* MATERIAL SHOWN *
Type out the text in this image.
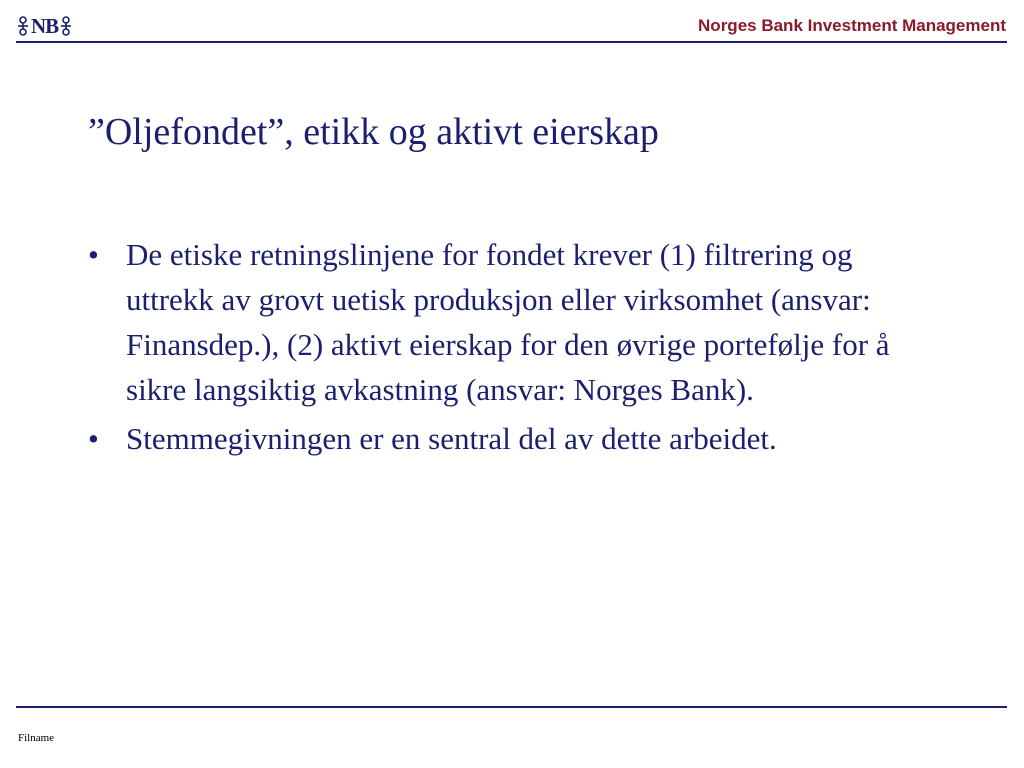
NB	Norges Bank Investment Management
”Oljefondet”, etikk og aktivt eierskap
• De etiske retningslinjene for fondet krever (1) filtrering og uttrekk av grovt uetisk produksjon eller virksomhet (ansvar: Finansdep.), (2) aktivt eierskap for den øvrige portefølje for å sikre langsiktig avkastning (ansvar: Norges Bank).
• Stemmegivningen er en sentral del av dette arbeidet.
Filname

* DO THIS *
Take the data above and repeat it exactly, leaving each picture out.

* SOLVED EXERCISE *
Type out the text in this image.
NB	Norges Bank Investment Management
”Oljefondet”, etikk og aktivt eierskap
• De etiske retningslinjene for fondet krever (1) filtrering og uttrekk av grovt uetisk produksjon eller virksomhet (ansvar: Finansdep.), (2) aktivt eierskap for den øvrige portefølje for å sikre langsiktig avkastning (ansvar: Norges Bank).
• Stemmegivningen er en sentral del av dette arbeidet.
Filname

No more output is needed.